▶ [Task brief]: Output the material word for word. Leave each picture out.

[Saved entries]
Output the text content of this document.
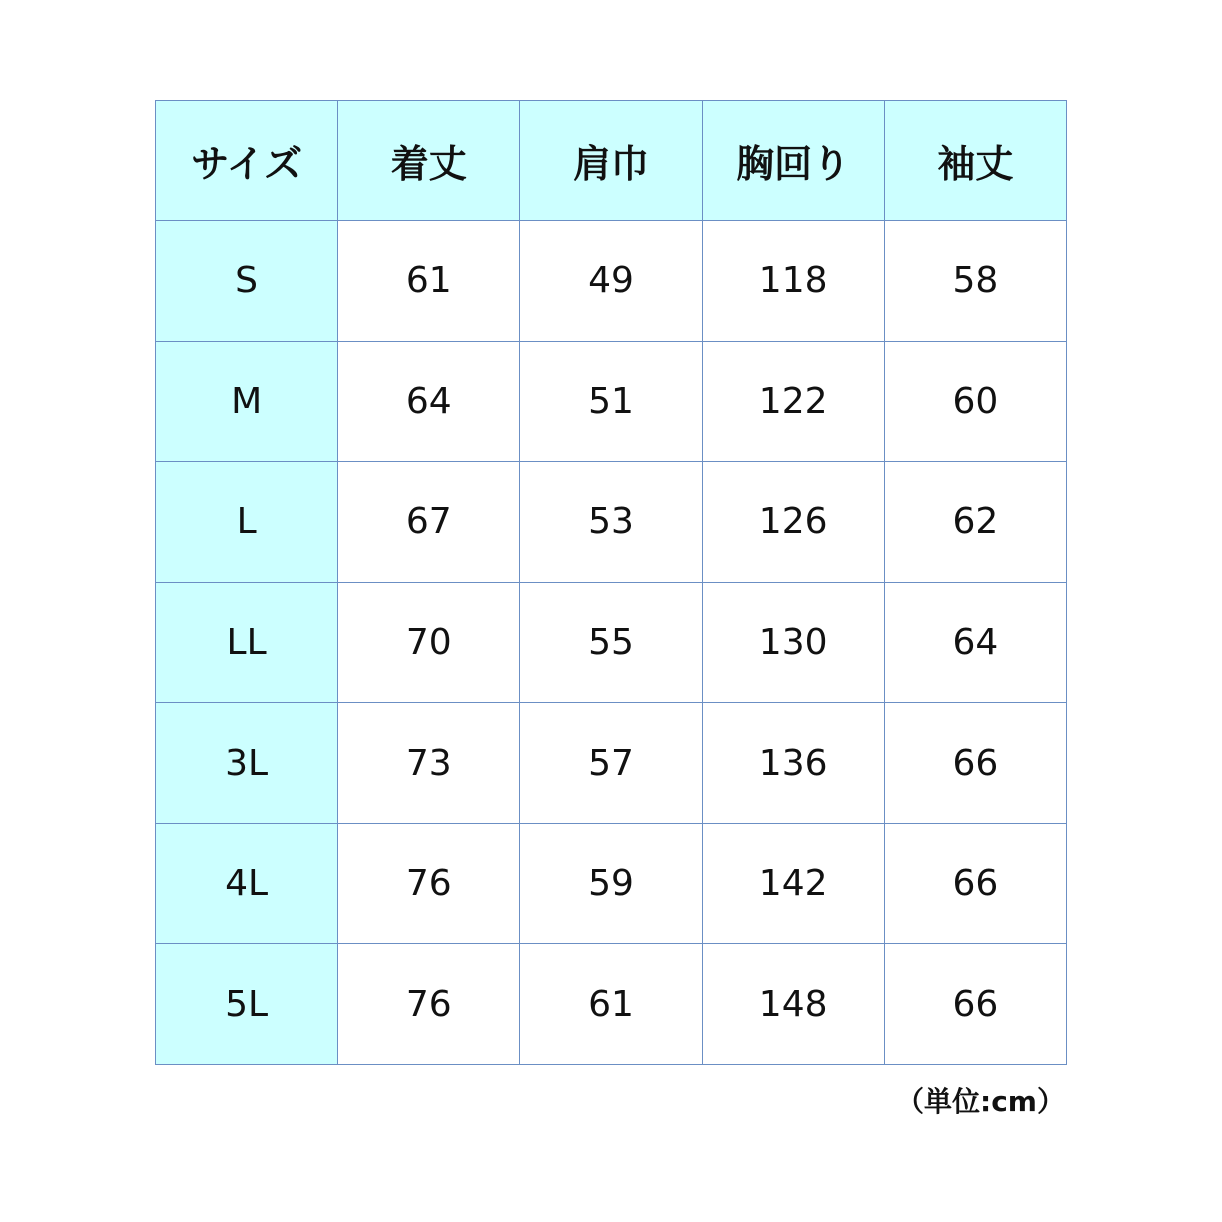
サイズ	着丈	肩巾	胸回り	袖丈
S	61	49	118	58
M	64	51	122	60
L	67	53	126	62
LL	70	55	130	64
3L	73	57	136	66
4L	76	59	142	66
5L	76	61	148	66
（単位:cm）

▶ [Output]:
Output the text content of this document.
サイズ	着丈	肩巾	胸回り	袖丈
S	61	49	118	58
M	64	51	122	60
L	67	53	126	62
LL	70	55	130	64
3L	73	57	136	66
4L	76	59	142	66
5L	76	61	148	66
（単位:cm）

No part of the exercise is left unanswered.